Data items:
■ ■ ■ ■ ■

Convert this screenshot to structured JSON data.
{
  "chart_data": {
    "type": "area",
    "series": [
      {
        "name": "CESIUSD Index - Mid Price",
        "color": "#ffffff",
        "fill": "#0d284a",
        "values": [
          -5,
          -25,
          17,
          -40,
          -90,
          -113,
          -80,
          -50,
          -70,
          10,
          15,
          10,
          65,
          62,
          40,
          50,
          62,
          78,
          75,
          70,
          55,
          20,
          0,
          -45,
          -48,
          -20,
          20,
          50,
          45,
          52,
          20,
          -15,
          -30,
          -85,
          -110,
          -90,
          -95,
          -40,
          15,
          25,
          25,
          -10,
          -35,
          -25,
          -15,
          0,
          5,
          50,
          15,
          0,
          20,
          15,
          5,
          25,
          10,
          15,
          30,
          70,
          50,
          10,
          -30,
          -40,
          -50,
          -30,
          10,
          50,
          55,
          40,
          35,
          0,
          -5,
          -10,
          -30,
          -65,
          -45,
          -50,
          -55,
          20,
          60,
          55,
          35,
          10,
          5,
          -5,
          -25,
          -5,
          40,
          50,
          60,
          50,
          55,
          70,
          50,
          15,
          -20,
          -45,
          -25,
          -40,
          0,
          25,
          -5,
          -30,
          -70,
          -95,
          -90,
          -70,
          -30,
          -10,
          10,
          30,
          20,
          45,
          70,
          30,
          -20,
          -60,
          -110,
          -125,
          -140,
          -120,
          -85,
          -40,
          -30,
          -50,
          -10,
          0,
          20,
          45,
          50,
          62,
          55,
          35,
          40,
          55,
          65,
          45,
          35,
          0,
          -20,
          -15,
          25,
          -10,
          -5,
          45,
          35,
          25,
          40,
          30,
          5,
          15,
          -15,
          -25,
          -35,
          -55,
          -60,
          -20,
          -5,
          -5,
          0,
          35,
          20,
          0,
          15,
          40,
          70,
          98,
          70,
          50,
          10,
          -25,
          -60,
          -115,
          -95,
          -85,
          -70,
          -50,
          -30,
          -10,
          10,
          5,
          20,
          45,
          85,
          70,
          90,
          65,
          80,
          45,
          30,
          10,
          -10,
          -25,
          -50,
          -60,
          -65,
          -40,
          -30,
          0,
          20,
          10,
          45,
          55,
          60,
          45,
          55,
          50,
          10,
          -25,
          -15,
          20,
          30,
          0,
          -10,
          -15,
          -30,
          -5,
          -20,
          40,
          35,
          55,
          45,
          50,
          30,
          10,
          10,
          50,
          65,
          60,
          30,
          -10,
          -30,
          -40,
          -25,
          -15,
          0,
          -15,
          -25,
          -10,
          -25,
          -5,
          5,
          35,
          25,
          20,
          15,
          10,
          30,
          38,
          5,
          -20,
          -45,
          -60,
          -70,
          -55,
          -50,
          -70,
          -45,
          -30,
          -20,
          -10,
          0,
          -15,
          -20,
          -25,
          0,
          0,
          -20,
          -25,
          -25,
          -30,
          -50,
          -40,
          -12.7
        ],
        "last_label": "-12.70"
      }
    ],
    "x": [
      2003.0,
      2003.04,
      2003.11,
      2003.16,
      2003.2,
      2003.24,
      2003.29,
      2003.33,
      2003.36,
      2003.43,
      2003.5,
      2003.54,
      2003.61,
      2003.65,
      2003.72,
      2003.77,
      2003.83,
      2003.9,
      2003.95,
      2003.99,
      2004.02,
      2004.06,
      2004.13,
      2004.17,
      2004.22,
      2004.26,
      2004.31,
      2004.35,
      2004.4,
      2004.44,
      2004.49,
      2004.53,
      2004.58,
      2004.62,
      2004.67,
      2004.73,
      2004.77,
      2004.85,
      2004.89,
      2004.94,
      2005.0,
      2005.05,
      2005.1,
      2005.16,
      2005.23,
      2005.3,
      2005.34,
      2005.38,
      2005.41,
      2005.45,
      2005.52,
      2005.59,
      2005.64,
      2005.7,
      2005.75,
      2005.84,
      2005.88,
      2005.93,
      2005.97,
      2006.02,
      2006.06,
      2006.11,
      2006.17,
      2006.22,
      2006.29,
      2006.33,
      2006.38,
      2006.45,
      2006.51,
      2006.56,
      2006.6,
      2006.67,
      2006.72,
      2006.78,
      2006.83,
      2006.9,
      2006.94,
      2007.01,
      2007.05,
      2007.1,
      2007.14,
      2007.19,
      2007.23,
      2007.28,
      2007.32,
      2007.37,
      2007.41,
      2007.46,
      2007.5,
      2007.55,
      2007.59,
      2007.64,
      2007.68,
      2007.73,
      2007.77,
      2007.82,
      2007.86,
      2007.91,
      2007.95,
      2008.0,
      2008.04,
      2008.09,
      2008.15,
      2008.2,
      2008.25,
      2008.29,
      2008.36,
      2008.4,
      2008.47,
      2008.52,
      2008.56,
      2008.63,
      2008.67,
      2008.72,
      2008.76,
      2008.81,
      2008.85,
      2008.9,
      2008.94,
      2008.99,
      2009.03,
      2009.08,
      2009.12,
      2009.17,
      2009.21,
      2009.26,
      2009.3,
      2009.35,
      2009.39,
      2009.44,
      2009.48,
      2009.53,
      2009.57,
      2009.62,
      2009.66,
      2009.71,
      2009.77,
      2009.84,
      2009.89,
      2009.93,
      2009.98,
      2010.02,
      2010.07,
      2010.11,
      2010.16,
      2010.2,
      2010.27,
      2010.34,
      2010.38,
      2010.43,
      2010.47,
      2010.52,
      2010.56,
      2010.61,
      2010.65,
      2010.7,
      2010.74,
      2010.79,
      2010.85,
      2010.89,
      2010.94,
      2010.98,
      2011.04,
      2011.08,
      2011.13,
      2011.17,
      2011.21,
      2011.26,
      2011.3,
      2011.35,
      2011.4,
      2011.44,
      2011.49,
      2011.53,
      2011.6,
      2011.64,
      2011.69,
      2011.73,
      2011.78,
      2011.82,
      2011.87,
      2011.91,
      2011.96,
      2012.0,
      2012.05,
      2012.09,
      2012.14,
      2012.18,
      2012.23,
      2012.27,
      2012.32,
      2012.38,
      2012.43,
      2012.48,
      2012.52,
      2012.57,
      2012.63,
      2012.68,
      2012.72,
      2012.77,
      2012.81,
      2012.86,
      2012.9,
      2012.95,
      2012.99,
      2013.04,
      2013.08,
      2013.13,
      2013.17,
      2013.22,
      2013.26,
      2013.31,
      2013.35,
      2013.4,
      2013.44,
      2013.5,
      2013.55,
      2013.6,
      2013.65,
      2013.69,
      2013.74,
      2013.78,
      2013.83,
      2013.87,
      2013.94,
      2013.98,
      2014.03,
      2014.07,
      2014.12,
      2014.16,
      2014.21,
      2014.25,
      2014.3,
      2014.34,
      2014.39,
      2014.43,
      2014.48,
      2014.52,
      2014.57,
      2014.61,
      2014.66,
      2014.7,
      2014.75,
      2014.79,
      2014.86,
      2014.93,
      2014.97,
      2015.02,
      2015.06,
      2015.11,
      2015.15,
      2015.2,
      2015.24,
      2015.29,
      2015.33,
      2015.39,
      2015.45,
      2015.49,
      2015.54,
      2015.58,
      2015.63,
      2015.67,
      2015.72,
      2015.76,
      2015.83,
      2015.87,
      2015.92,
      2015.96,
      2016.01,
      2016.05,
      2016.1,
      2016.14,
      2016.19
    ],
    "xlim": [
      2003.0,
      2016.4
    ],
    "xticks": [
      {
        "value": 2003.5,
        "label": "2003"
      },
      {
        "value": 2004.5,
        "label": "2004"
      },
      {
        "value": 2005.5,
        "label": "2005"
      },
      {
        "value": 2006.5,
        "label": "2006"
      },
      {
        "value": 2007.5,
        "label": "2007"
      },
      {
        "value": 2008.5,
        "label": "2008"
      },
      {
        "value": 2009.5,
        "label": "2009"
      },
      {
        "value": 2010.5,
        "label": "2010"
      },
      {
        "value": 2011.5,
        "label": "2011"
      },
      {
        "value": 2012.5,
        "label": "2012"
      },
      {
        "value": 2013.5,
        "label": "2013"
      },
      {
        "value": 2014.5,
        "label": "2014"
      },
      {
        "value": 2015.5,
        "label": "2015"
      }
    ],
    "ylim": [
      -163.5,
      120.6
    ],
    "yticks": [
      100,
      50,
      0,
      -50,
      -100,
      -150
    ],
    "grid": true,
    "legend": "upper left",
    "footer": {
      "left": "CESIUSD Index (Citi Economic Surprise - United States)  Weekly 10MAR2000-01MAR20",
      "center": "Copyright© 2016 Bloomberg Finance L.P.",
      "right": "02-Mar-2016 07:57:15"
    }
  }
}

■ ■ ■ ■ ■

PROBLEM TO SOLVE:
Say how many lines in the records hold "left", with the number as the whole reply.

TASK OUTPUT:
2